Stored dataset items
-- start --

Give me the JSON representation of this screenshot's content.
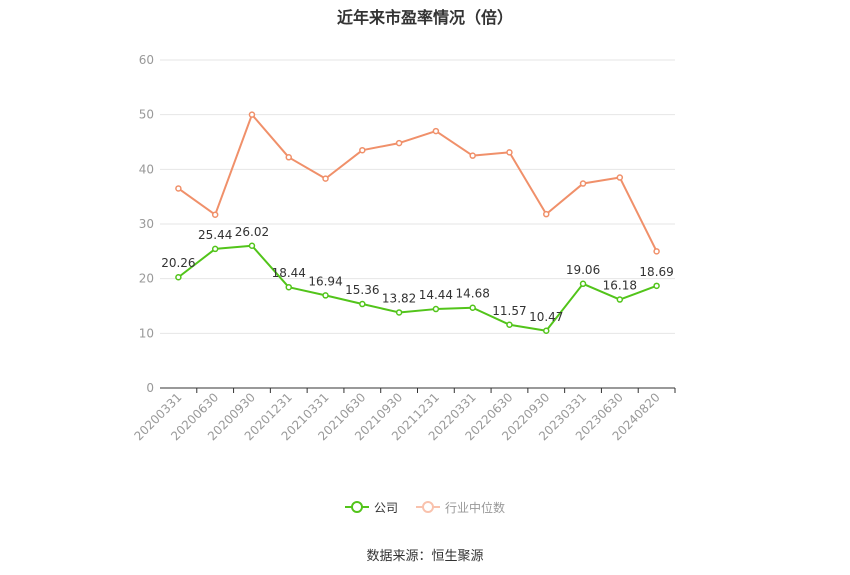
{
  "title": "近年来市盈率情况（倍）",
  "source": "数据来源：恒生聚源",
  "chart_data": {
    "type": "line",
    "title": "近年来市盈率情况（倍）",
    "xlabel": "",
    "ylabel": "",
    "ylim": [
      0,
      60
    ],
    "yticks": [
      0,
      10,
      20,
      30,
      40,
      50,
      60
    ],
    "grid": true,
    "legend_position": "bottom",
    "categories": [
      "20200331",
      "20200630",
      "20200930",
      "20201231",
      "20210331",
      "20210630",
      "20210930",
      "20211231",
      "20220331",
      "20220630",
      "20220930",
      "20230331",
      "20230630",
      "20240820"
    ],
    "series": [
      {
        "name": "公司",
        "color": "#52c41a",
        "values": [
          20.26,
          25.44,
          26.02,
          18.44,
          16.94,
          15.36,
          13.82,
          14.44,
          14.68,
          11.57,
          10.47,
          19.06,
          16.18,
          18.69
        ],
        "labels": [
          "20.26",
          "25.44",
          "26.02",
          "18.44",
          "16.94",
          "15.36",
          "13.82",
          "14.44",
          "14.68",
          "11.57",
          "10.47",
          "19.06",
          "16.18",
          "18.69"
        ]
      },
      {
        "name": "行业中位数",
        "color": "#f0906a",
        "values": [
          36.5,
          31.7,
          50.0,
          42.2,
          38.3,
          43.5,
          44.8,
          47.0,
          42.5,
          43.1,
          31.8,
          37.4,
          38.5,
          25.0
        ]
      }
    ]
  }
}
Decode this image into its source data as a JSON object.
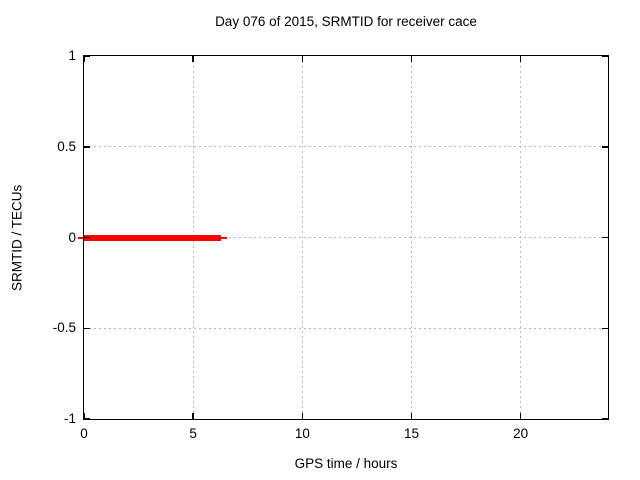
{
  "chart_data": {
    "type": "line",
    "title": "Day 076 of 2015, SRMTID for receiver cace",
    "xlabel": "GPS time / hours",
    "ylabel": "SRMTID / TECUs",
    "xlim": [
      0,
      24
    ],
    "ylim": [
      -1,
      1
    ],
    "xticks": [
      {
        "v": 0,
        "label": "0"
      },
      {
        "v": 5,
        "label": "5"
      },
      {
        "v": 10,
        "label": "10"
      },
      {
        "v": 15,
        "label": "15"
      },
      {
        "v": 20,
        "label": "20"
      }
    ],
    "yticks": [
      {
        "v": 1,
        "label": "1"
      },
      {
        "v": 0.5,
        "label": "0.5"
      },
      {
        "v": 0,
        "label": "0"
      },
      {
        "v": -0.5,
        "label": "-0.5"
      },
      {
        "v": -1,
        "label": "-1"
      }
    ],
    "grid": true,
    "grid_style": "dotted",
    "legend": false,
    "series": [
      {
        "name": "SRMTID",
        "color": "#ff0000",
        "style": "thick-line",
        "x": [
          0,
          6.45
        ],
        "y": [
          0,
          0
        ]
      }
    ],
    "grid_color": "#b8b8b8",
    "axis_color": "#000000",
    "text_color": "#000000",
    "background": "#ffffff"
  }
}
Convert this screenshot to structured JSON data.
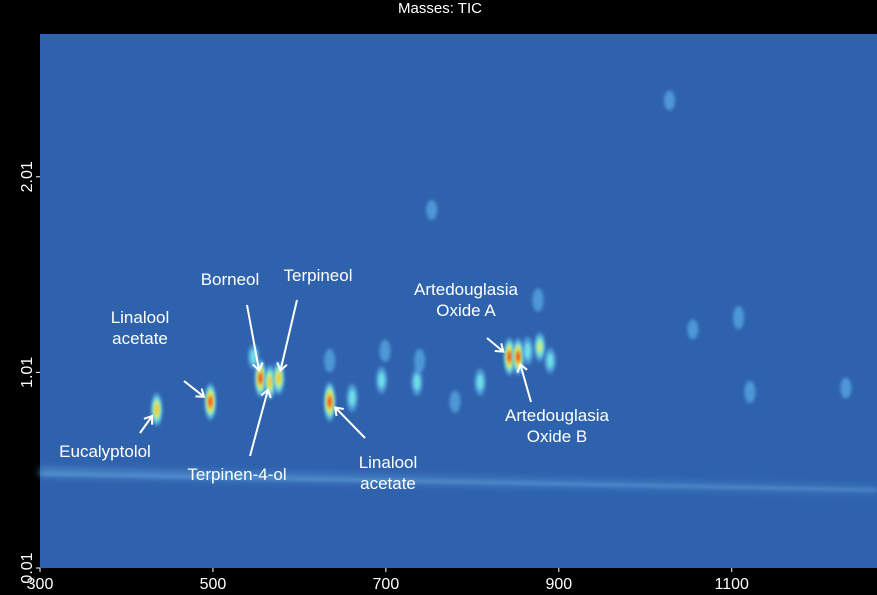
{
  "chart_data": {
    "type": "heatmap",
    "title": "Masses: TIC",
    "xlim": [
      300,
      1268
    ],
    "ylim": [
      0.01,
      2.74
    ],
    "xticks": [
      300,
      500,
      700,
      900,
      1100
    ],
    "yticks": [
      0.01,
      1.01,
      2.01
    ],
    "background": "#2f62ad",
    "spots": {
      "x": [
        435,
        497,
        555,
        566,
        576,
        635,
        843,
        853,
        661,
        695,
        736,
        739,
        809,
        864,
        878,
        890,
        547,
        635,
        699,
        780,
        1108,
        1121,
        1232,
        1055,
        1028,
        753,
        876
      ],
      "y": [
        0.82,
        0.86,
        0.98,
        0.96,
        0.98,
        0.86,
        1.09,
        1.09,
        0.88,
        0.97,
        0.96,
        1.07,
        0.96,
        1.12,
        1.14,
        1.07,
        1.09,
        1.07,
        1.12,
        0.86,
        1.29,
        0.91,
        0.93,
        1.23,
        2.4,
        1.84,
        1.38
      ],
      "values": [
        70,
        85,
        90,
        75,
        70,
        95,
        90,
        85,
        50,
        45,
        45,
        30,
        45,
        50,
        55,
        40,
        35,
        30,
        25,
        25,
        30,
        25,
        20,
        15,
        15,
        15,
        30
      ],
      "labels": [
        "Eucalyptolol",
        "Linalool acetate",
        "Borneol",
        "Terpinen-4-ol",
        "Terpineol",
        "Linalool acetate",
        "Artedouglasia Oxide A",
        "Artedouglasia Oxide B",
        null,
        null,
        null,
        null,
        null,
        null,
        null,
        null,
        null,
        null,
        null,
        null,
        null,
        null,
        null,
        null,
        null,
        null,
        null
      ]
    }
  }
}
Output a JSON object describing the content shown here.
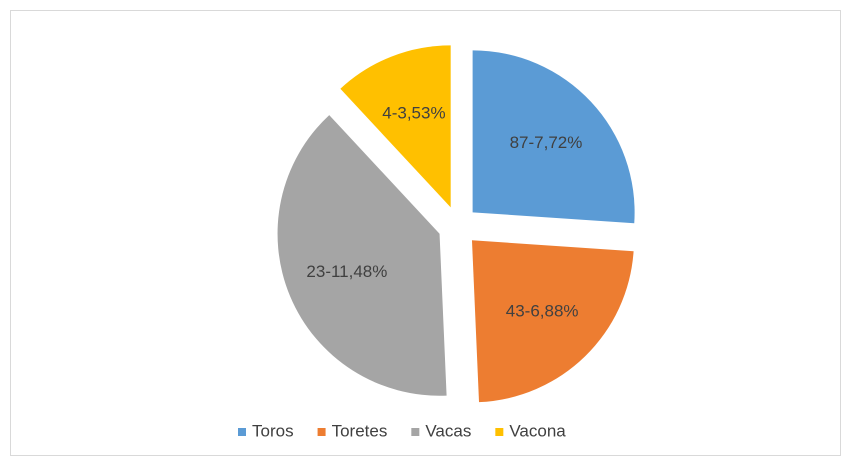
{
  "chart_data": {
    "type": "pie",
    "categories": [
      "Toros",
      "Toretes",
      "Vacas",
      "Vacona"
    ],
    "values": [
      7.72,
      6.88,
      11.48,
      3.53
    ],
    "value_labels": [
      "87-7,72%",
      "43-6,88%",
      "23-11,48%",
      "4-3,53%"
    ],
    "colors": [
      "#5b9bd5",
      "#ed7d31",
      "#a5a5a5",
      "#ffc000"
    ],
    "legend": "bottom"
  }
}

-- end --

● SHORT PROBLEM
The lines above form a set of records; determine how many of them contain the string "Artedouglasia" and give that number alone.

● FULL RESPONSE
2